▸ **Supplied data**
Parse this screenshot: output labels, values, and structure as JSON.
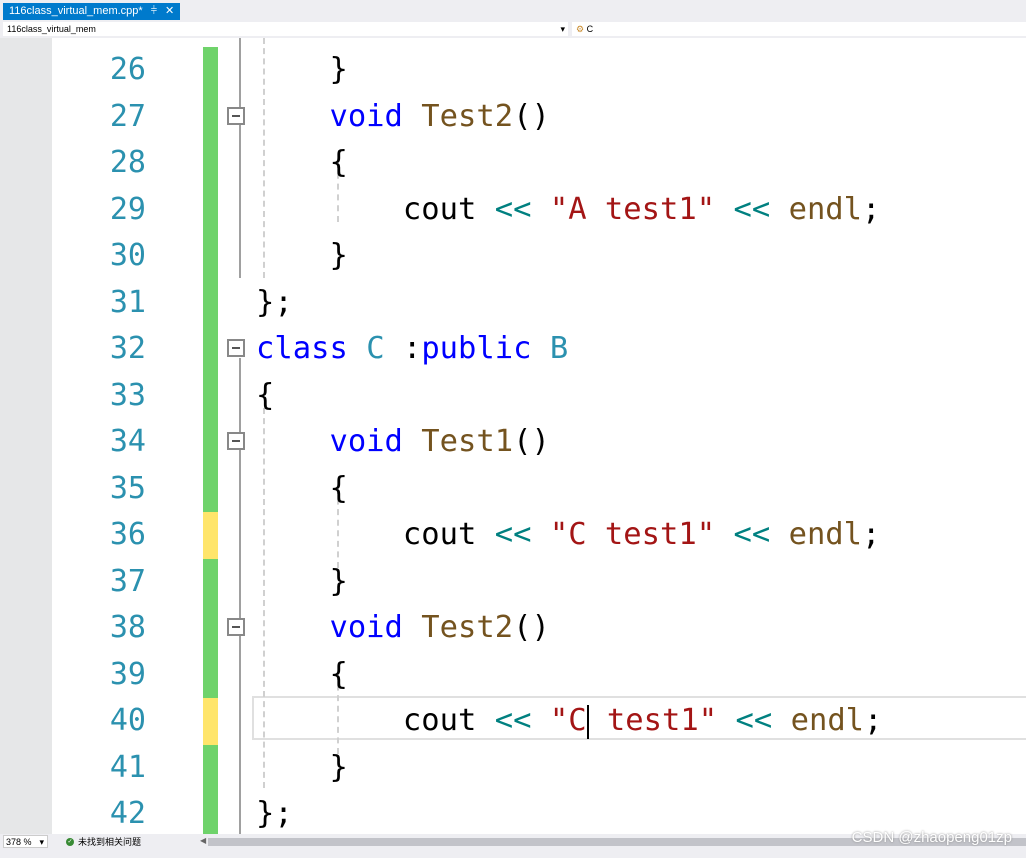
{
  "tab": {
    "title": "116class_virtual_mem.cpp*",
    "pin": "⫩",
    "close": "✕"
  },
  "nav": {
    "project": "116class_virtual_mem",
    "scope": "C"
  },
  "editor": {
    "lines": [
      {
        "n": "26",
        "change": "green",
        "fold": false,
        "tokens": [
          [
            "    }",
            ""
          ]
        ]
      },
      {
        "n": "27",
        "change": "green",
        "fold": true,
        "tokens": [
          [
            "    ",
            ""
          ],
          [
            "void",
            "kw"
          ],
          [
            " ",
            ""
          ],
          [
            "Test2",
            "fn"
          ],
          [
            "()",
            ""
          ]
        ]
      },
      {
        "n": "28",
        "change": "green",
        "fold": false,
        "tokens": [
          [
            "    {",
            ""
          ]
        ]
      },
      {
        "n": "29",
        "change": "green",
        "fold": false,
        "tokens": [
          [
            "        cout ",
            ""
          ],
          [
            "<<",
            "op"
          ],
          [
            " ",
            ""
          ],
          [
            "\"A test1\"",
            "str"
          ],
          [
            " ",
            ""
          ],
          [
            "<<",
            "op"
          ],
          [
            " ",
            ""
          ],
          [
            "endl",
            "fn"
          ],
          [
            ";",
            ""
          ]
        ]
      },
      {
        "n": "30",
        "change": "green",
        "fold": false,
        "tokens": [
          [
            "    }",
            ""
          ]
        ]
      },
      {
        "n": "31",
        "change": "green",
        "fold": false,
        "tokens": [
          [
            "};",
            ""
          ]
        ]
      },
      {
        "n": "32",
        "change": "green",
        "fold": true,
        "tokens": [
          [
            "class",
            "kw"
          ],
          [
            " ",
            ""
          ],
          [
            "C",
            "cls"
          ],
          [
            " :",
            ""
          ],
          [
            "public",
            "kw"
          ],
          [
            " ",
            ""
          ],
          [
            "B",
            "cls"
          ]
        ]
      },
      {
        "n": "33",
        "change": "green",
        "fold": false,
        "tokens": [
          [
            "{",
            ""
          ]
        ]
      },
      {
        "n": "34",
        "change": "green",
        "fold": true,
        "tokens": [
          [
            "    ",
            ""
          ],
          [
            "void",
            "kw"
          ],
          [
            " ",
            ""
          ],
          [
            "Test1",
            "fn"
          ],
          [
            "()",
            ""
          ]
        ]
      },
      {
        "n": "35",
        "change": "green",
        "fold": false,
        "tokens": [
          [
            "    {",
            ""
          ]
        ]
      },
      {
        "n": "36",
        "change": "yellow",
        "fold": false,
        "tokens": [
          [
            "        cout ",
            ""
          ],
          [
            "<<",
            "op"
          ],
          [
            " ",
            ""
          ],
          [
            "\"C test1\"",
            "str"
          ],
          [
            " ",
            ""
          ],
          [
            "<<",
            "op"
          ],
          [
            " ",
            ""
          ],
          [
            "endl",
            "fn"
          ],
          [
            ";",
            ""
          ]
        ]
      },
      {
        "n": "37",
        "change": "green",
        "fold": false,
        "tokens": [
          [
            "    }",
            ""
          ]
        ]
      },
      {
        "n": "38",
        "change": "green",
        "fold": true,
        "tokens": [
          [
            "    ",
            ""
          ],
          [
            "void",
            "kw"
          ],
          [
            " ",
            ""
          ],
          [
            "Test2",
            "fn"
          ],
          [
            "()",
            ""
          ]
        ]
      },
      {
        "n": "39",
        "change": "green",
        "fold": false,
        "tokens": [
          [
            "    {",
            ""
          ]
        ]
      },
      {
        "n": "40",
        "change": "yellow",
        "fold": false,
        "caret": true,
        "tokens": [
          [
            "        cout ",
            ""
          ],
          [
            "<<",
            "op"
          ],
          [
            " ",
            ""
          ],
          [
            "\"C",
            "str"
          ],
          [
            "|caret",
            ""
          ],
          [
            " test1\"",
            "str"
          ],
          [
            " ",
            ""
          ],
          [
            "<<",
            "op"
          ],
          [
            " ",
            ""
          ],
          [
            "endl",
            "fn"
          ],
          [
            ";",
            ""
          ]
        ]
      },
      {
        "n": "41",
        "change": "green",
        "fold": false,
        "tokens": [
          [
            "    }",
            ""
          ]
        ]
      },
      {
        "n": "42",
        "change": "green",
        "fold": false,
        "tokens": [
          [
            "};",
            ""
          ]
        ]
      }
    ]
  },
  "colors": {
    "green": "#6fd36b",
    "yellow": "#ffe56b"
  },
  "status": {
    "zoom": "378 %",
    "issues": "未找到相关问题"
  },
  "watermark": "CSDN @zhaopeng01zp"
}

▸ **Exercise brief**
Repeat the material above in full and exactly, omitting the pictures.

▸ **Answer to this task**
Parse this screenshot: output labels, values, and structure as JSON.
{
  "tab": {
    "title": "116class_virtual_mem.cpp*",
    "pin": "⫩",
    "close": "✕"
  },
  "nav": {
    "project": "116class_virtual_mem",
    "scope": "C"
  },
  "editor": {
    "lines": [
      {
        "n": "26",
        "change": "green",
        "fold": false,
        "tokens": [
          [
            "    }",
            ""
          ]
        ]
      },
      {
        "n": "27",
        "change": "green",
        "fold": true,
        "tokens": [
          [
            "    ",
            ""
          ],
          [
            "void",
            "kw"
          ],
          [
            " ",
            ""
          ],
          [
            "Test2",
            "fn"
          ],
          [
            "()",
            ""
          ]
        ]
      },
      {
        "n": "28",
        "change": "green",
        "fold": false,
        "tokens": [
          [
            "    {",
            ""
          ]
        ]
      },
      {
        "n": "29",
        "change": "green",
        "fold": false,
        "tokens": [
          [
            "        cout ",
            ""
          ],
          [
            "<<",
            "op"
          ],
          [
            " ",
            ""
          ],
          [
            "\"A test1\"",
            "str"
          ],
          [
            " ",
            ""
          ],
          [
            "<<",
            "op"
          ],
          [
            " ",
            ""
          ],
          [
            "endl",
            "fn"
          ],
          [
            ";",
            ""
          ]
        ]
      },
      {
        "n": "30",
        "change": "green",
        "fold": false,
        "tokens": [
          [
            "    }",
            ""
          ]
        ]
      },
      {
        "n": "31",
        "change": "green",
        "fold": false,
        "tokens": [
          [
            "};",
            ""
          ]
        ]
      },
      {
        "n": "32",
        "change": "green",
        "fold": true,
        "tokens": [
          [
            "class",
            "kw"
          ],
          [
            " ",
            ""
          ],
          [
            "C",
            "cls"
          ],
          [
            " :",
            ""
          ],
          [
            "public",
            "kw"
          ],
          [
            " ",
            ""
          ],
          [
            "B",
            "cls"
          ]
        ]
      },
      {
        "n": "33",
        "change": "green",
        "fold": false,
        "tokens": [
          [
            "{",
            ""
          ]
        ]
      },
      {
        "n": "34",
        "change": "green",
        "fold": true,
        "tokens": [
          [
            "    ",
            ""
          ],
          [
            "void",
            "kw"
          ],
          [
            " ",
            ""
          ],
          [
            "Test1",
            "fn"
          ],
          [
            "()",
            ""
          ]
        ]
      },
      {
        "n": "35",
        "change": "green",
        "fold": false,
        "tokens": [
          [
            "    {",
            ""
          ]
        ]
      },
      {
        "n": "36",
        "change": "yellow",
        "fold": false,
        "tokens": [
          [
            "        cout ",
            ""
          ],
          [
            "<<",
            "op"
          ],
          [
            " ",
            ""
          ],
          [
            "\"C test1\"",
            "str"
          ],
          [
            " ",
            ""
          ],
          [
            "<<",
            "op"
          ],
          [
            " ",
            ""
          ],
          [
            "endl",
            "fn"
          ],
          [
            ";",
            ""
          ]
        ]
      },
      {
        "n": "37",
        "change": "green",
        "fold": false,
        "tokens": [
          [
            "    }",
            ""
          ]
        ]
      },
      {
        "n": "38",
        "change": "green",
        "fold": true,
        "tokens": [
          [
            "    ",
            ""
          ],
          [
            "void",
            "kw"
          ],
          [
            " ",
            ""
          ],
          [
            "Test2",
            "fn"
          ],
          [
            "()",
            ""
          ]
        ]
      },
      {
        "n": "39",
        "change": "green",
        "fold": false,
        "tokens": [
          [
            "    {",
            ""
          ]
        ]
      },
      {
        "n": "40",
        "change": "yellow",
        "fold": false,
        "caret": true,
        "tokens": [
          [
            "        cout ",
            ""
          ],
          [
            "<<",
            "op"
          ],
          [
            " ",
            ""
          ],
          [
            "\"C",
            "str"
          ],
          [
            "|caret",
            ""
          ],
          [
            " test1\"",
            "str"
          ],
          [
            " ",
            ""
          ],
          [
            "<<",
            "op"
          ],
          [
            " ",
            ""
          ],
          [
            "endl",
            "fn"
          ],
          [
            ";",
            ""
          ]
        ]
      },
      {
        "n": "41",
        "change": "green",
        "fold": false,
        "tokens": [
          [
            "    }",
            ""
          ]
        ]
      },
      {
        "n": "42",
        "change": "green",
        "fold": false,
        "tokens": [
          [
            "};",
            ""
          ]
        ]
      }
    ]
  },
  "colors": {
    "green": "#6fd36b",
    "yellow": "#ffe56b"
  },
  "status": {
    "zoom": "378 %",
    "issues": "未找到相关问题"
  },
  "watermark": "CSDN @zhaopeng01zp"
}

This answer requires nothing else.